§ Objective
Gather every line that includes the word "Shop", please.

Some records
---

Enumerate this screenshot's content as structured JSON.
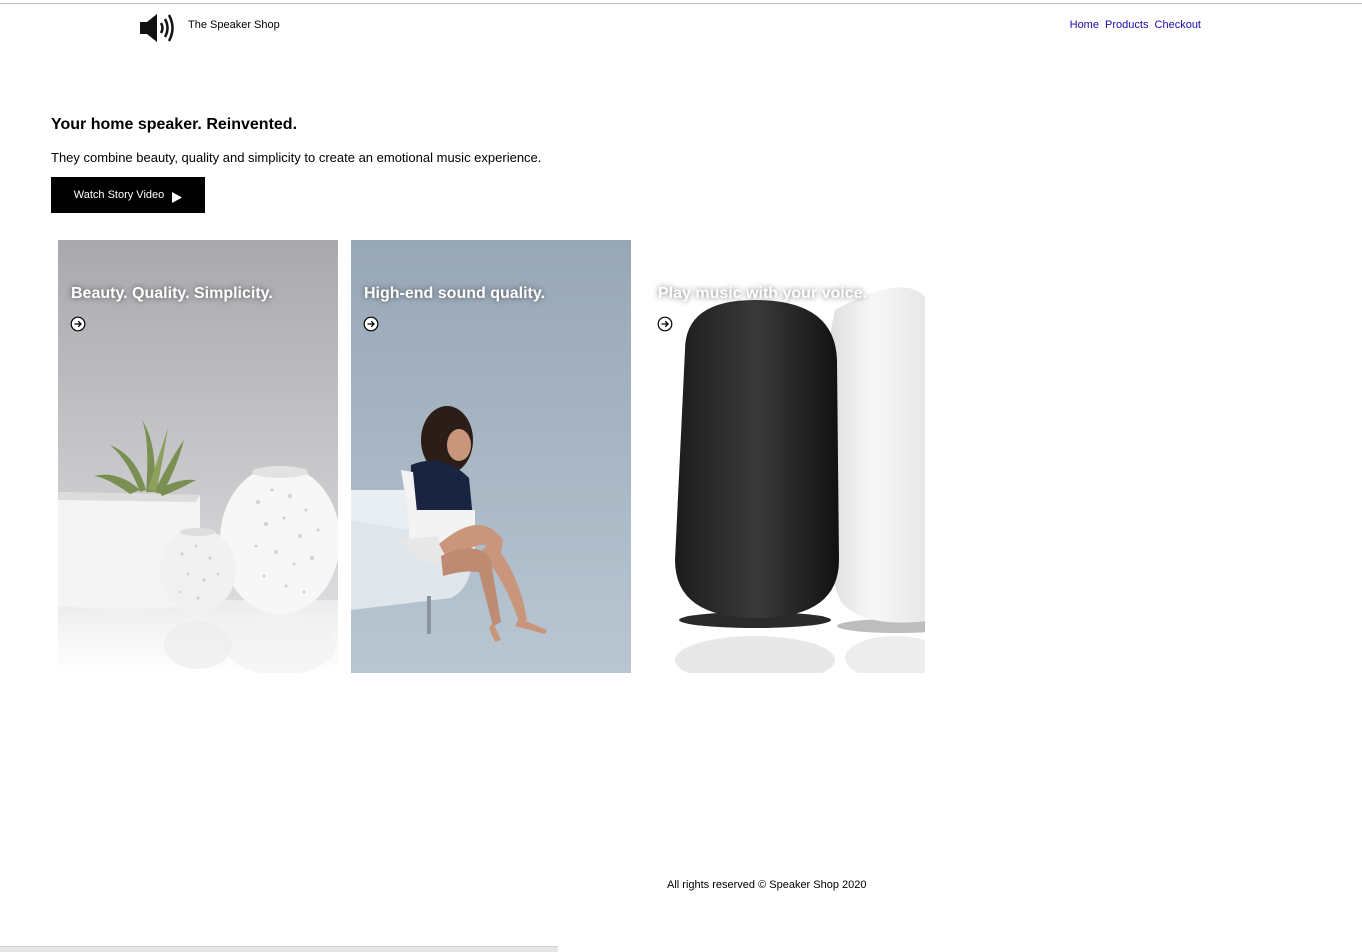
{
  "header": {
    "logo_icon": "speaker-volume-icon",
    "brand": "The Speaker Shop",
    "nav": [
      {
        "label": "Home"
      },
      {
        "label": "Products"
      },
      {
        "label": "Checkout"
      }
    ],
    "link_color": "#1a0dab"
  },
  "hero": {
    "title": "Your home speaker. Reinvented.",
    "subtitle": "They combine beauty, quality and simplicity to create an emotional music experience.",
    "button_label": "Watch Story Video",
    "button_icon": "play-icon"
  },
  "cards": [
    {
      "title": "Beauty. Quality. Simplicity.",
      "icon": "arrow-right-circle-icon"
    },
    {
      "title": "High-end sound quality.",
      "icon": "arrow-right-circle-icon"
    },
    {
      "title": "Play music with your voice.",
      "icon": "arrow-right-circle-icon"
    }
  ],
  "footer": {
    "text": "All rights reserved © Speaker Shop 2020"
  }
}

---

§ Exercise solution
    "brand": "The Speaker Shop",
    "text": "All rights reserved © Speaker Shop 2020"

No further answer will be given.